REQUIREMENT — Look through the records below, and copy out every line that holds the string "screenshot".

PROVIDED DATA —
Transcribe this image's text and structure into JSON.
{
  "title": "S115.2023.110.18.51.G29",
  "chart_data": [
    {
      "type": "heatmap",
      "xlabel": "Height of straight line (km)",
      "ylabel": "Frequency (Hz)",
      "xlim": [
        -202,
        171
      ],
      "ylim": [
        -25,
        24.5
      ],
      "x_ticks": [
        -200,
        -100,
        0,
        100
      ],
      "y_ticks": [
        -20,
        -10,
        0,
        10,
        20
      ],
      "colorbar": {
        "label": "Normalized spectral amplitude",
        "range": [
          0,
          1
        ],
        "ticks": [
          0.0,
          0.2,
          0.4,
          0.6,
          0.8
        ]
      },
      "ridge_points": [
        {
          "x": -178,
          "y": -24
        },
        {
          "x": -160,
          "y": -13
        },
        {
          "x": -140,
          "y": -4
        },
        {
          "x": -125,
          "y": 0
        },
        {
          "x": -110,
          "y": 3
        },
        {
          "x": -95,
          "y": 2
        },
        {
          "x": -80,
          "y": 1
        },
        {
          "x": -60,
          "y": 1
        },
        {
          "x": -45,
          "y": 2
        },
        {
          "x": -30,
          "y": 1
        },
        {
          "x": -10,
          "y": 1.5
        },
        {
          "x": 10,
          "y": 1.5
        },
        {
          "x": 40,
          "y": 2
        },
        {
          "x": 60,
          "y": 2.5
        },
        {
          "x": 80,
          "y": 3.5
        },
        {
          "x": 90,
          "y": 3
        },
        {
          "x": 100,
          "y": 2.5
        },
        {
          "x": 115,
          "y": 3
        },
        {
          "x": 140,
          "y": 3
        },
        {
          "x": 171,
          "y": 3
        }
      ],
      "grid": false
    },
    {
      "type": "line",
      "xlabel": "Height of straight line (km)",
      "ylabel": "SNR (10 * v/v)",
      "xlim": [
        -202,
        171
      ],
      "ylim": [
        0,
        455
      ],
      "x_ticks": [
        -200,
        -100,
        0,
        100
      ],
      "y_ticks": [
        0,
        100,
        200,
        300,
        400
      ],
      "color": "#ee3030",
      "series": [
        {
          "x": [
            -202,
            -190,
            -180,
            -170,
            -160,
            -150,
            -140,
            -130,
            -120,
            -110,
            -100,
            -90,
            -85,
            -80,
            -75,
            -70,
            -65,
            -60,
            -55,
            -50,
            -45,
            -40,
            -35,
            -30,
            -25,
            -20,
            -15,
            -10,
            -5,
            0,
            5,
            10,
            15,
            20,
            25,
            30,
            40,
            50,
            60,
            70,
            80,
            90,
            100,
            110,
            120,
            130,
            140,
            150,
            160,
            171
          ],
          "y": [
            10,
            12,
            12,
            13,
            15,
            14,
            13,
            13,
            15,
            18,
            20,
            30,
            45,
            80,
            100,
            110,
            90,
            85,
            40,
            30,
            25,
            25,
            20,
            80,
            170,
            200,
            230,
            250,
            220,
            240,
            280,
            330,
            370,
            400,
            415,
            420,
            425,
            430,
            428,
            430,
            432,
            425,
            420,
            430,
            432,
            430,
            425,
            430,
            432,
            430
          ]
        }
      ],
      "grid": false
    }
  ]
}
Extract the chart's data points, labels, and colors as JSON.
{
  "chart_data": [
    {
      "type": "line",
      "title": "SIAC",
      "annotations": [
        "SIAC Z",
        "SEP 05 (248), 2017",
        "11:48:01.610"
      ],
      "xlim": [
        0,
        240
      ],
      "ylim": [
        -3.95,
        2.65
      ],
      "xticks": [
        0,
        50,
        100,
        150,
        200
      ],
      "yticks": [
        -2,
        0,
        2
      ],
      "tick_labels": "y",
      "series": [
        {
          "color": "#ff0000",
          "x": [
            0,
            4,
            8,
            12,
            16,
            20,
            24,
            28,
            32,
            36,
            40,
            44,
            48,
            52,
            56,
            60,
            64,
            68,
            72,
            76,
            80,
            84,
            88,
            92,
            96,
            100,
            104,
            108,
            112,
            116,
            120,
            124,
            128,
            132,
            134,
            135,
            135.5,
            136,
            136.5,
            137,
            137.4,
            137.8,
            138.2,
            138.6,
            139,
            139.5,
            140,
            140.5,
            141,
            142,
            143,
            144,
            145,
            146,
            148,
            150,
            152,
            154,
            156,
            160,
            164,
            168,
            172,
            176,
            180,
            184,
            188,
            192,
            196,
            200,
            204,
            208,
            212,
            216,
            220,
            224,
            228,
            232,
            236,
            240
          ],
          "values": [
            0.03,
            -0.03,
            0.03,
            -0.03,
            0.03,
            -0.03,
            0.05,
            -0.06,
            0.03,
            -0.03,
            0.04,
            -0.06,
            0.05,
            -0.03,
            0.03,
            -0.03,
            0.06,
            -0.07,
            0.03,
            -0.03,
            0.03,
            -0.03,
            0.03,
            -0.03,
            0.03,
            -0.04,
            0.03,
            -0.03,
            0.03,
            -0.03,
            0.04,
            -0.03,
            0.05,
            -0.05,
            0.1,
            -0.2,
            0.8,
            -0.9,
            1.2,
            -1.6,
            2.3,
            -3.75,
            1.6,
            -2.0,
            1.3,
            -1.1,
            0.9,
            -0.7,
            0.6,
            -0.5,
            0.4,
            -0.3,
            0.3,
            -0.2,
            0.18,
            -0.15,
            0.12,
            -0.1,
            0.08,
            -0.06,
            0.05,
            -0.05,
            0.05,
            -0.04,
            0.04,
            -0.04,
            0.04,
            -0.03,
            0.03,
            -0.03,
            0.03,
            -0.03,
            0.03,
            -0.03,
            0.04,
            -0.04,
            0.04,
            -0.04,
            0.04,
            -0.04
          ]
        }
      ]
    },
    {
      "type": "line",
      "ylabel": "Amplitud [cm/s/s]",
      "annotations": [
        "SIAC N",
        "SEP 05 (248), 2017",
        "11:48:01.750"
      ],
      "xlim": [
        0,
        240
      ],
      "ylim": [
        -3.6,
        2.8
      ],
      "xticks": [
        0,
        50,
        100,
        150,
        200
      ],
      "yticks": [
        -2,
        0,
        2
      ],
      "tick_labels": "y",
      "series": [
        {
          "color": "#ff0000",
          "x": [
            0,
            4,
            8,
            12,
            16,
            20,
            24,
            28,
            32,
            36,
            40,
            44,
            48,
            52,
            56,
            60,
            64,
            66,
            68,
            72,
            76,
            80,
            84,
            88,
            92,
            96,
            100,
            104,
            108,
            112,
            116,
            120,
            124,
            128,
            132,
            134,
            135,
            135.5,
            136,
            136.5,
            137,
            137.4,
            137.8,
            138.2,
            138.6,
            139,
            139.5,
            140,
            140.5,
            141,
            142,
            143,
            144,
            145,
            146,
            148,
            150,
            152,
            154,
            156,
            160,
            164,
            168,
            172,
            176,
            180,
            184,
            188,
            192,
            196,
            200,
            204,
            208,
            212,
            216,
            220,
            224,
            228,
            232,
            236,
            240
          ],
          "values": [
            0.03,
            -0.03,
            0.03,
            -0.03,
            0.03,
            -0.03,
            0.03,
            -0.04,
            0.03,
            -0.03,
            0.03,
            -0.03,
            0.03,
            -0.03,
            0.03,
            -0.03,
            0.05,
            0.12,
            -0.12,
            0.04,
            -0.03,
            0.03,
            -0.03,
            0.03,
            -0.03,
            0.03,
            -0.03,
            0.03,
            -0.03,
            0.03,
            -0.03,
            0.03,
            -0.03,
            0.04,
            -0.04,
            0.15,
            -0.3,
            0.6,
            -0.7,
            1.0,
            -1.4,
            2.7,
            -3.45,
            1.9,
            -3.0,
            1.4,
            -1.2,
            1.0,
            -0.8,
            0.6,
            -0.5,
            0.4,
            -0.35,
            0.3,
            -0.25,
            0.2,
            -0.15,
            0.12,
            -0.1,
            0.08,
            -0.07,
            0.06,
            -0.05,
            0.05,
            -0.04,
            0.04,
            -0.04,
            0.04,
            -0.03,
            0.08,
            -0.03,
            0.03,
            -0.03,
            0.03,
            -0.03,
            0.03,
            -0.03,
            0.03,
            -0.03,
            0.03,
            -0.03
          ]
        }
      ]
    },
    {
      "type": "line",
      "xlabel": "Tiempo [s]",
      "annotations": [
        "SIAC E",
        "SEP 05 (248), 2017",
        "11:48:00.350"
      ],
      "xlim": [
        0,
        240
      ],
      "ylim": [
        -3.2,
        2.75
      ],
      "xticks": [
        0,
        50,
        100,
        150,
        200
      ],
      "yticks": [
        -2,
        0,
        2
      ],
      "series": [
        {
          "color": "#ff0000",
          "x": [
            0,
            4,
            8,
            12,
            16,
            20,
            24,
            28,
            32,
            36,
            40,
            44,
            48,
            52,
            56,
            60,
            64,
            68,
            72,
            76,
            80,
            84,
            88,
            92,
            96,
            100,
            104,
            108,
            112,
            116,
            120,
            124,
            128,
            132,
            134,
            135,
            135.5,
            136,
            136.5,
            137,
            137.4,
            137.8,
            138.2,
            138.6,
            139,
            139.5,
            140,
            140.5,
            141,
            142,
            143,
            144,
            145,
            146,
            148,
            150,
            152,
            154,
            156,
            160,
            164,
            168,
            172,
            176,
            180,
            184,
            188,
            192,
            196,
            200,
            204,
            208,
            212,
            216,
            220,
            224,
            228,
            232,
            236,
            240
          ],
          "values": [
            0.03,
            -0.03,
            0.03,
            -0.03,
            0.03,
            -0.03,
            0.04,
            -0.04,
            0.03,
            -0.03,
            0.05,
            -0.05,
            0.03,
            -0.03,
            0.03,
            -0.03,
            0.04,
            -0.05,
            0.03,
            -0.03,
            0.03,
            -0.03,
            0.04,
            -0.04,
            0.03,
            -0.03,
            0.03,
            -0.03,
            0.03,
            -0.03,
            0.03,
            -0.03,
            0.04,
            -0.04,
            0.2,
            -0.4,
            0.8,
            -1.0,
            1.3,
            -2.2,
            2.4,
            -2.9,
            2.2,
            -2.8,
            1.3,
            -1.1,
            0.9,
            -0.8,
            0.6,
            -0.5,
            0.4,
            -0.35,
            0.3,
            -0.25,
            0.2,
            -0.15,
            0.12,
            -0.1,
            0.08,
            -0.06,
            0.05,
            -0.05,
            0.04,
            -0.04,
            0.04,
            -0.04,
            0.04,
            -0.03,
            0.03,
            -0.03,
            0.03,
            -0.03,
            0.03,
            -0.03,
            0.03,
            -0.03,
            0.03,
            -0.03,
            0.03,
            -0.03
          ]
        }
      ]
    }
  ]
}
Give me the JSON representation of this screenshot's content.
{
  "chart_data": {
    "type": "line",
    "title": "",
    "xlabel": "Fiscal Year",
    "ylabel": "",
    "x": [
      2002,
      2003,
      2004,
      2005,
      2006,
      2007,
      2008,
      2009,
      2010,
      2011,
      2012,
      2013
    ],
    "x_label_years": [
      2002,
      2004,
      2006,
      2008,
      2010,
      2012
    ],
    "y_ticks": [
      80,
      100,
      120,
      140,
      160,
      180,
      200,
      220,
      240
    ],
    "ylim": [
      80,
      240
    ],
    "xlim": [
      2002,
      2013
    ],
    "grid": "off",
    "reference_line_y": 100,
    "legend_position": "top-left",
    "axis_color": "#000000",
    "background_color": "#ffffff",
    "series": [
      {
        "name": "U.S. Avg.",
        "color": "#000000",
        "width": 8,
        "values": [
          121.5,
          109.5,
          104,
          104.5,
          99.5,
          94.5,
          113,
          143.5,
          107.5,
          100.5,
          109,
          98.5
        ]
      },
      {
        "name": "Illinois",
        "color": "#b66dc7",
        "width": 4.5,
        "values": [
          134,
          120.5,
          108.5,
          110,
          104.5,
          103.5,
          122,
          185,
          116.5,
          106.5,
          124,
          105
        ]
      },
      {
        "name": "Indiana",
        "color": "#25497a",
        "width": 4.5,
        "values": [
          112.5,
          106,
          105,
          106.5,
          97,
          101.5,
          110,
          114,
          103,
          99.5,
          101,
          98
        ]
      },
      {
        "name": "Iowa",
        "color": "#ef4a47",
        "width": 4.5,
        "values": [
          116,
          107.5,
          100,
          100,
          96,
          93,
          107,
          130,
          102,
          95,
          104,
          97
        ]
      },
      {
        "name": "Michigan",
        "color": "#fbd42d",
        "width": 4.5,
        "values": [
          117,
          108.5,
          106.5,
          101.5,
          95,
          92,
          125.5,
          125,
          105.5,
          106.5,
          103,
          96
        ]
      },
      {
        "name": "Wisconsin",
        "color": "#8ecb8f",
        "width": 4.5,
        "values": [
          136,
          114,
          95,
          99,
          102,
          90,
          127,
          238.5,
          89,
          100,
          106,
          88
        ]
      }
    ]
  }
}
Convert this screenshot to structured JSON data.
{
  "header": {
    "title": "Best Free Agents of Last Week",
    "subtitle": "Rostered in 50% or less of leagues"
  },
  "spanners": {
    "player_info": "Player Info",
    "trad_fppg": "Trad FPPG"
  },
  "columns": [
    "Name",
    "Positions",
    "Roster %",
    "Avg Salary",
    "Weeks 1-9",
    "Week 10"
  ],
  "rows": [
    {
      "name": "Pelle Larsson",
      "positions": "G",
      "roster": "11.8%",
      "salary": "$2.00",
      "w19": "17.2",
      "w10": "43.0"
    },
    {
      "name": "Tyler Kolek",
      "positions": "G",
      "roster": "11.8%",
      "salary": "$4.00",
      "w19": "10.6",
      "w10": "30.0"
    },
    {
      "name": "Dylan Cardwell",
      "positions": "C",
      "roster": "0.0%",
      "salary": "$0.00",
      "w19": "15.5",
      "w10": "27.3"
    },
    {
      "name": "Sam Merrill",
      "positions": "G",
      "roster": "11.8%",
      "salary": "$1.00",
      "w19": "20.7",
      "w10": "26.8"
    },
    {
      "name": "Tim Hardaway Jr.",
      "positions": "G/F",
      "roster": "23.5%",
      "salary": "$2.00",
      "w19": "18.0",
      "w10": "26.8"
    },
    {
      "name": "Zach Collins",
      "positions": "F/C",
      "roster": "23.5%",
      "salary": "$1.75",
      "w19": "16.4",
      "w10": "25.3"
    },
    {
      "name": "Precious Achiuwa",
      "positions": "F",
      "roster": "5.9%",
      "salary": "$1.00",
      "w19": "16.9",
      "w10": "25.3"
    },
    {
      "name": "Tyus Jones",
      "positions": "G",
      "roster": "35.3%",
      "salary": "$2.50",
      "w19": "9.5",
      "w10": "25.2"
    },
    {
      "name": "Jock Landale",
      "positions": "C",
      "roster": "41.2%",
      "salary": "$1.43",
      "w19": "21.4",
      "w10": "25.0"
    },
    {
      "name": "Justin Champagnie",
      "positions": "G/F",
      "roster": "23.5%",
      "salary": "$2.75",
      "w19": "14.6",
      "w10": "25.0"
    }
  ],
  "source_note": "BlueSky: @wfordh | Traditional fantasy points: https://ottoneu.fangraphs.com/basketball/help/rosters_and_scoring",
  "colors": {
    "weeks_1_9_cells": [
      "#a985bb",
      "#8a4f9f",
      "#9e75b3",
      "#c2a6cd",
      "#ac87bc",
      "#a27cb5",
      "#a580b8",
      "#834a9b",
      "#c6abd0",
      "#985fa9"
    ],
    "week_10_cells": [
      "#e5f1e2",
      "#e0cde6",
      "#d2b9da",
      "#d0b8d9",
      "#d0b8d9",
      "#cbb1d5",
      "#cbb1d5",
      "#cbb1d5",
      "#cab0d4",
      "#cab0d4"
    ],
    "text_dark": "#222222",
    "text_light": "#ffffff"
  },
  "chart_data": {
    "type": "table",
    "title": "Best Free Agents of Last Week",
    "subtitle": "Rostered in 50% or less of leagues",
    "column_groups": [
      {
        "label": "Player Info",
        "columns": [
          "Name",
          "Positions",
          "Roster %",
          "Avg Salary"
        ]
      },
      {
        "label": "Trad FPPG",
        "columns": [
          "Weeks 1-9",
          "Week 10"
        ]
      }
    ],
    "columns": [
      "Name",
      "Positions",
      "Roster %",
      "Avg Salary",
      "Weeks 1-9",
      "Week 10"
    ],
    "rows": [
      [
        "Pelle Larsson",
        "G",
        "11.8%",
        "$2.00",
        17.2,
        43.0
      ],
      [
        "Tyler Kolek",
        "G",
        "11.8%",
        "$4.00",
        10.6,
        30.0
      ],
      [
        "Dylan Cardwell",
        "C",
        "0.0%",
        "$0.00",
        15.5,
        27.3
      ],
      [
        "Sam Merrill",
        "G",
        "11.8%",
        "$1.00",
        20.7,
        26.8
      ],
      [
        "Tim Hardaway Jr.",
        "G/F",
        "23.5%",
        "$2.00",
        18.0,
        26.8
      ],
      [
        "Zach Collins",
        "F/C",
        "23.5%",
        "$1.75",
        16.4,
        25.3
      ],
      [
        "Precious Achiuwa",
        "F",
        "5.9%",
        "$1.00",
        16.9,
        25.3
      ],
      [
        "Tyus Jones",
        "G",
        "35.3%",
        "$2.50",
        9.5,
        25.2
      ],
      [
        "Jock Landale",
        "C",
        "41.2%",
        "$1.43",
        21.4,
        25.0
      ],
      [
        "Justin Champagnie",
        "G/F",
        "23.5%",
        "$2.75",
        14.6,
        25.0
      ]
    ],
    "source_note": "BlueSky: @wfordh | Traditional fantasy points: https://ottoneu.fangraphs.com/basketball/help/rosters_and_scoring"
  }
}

WRITTEN REPLY —
Give me the JSON representation of this screenshot's content.
Convert this screenshot to structured JSON data.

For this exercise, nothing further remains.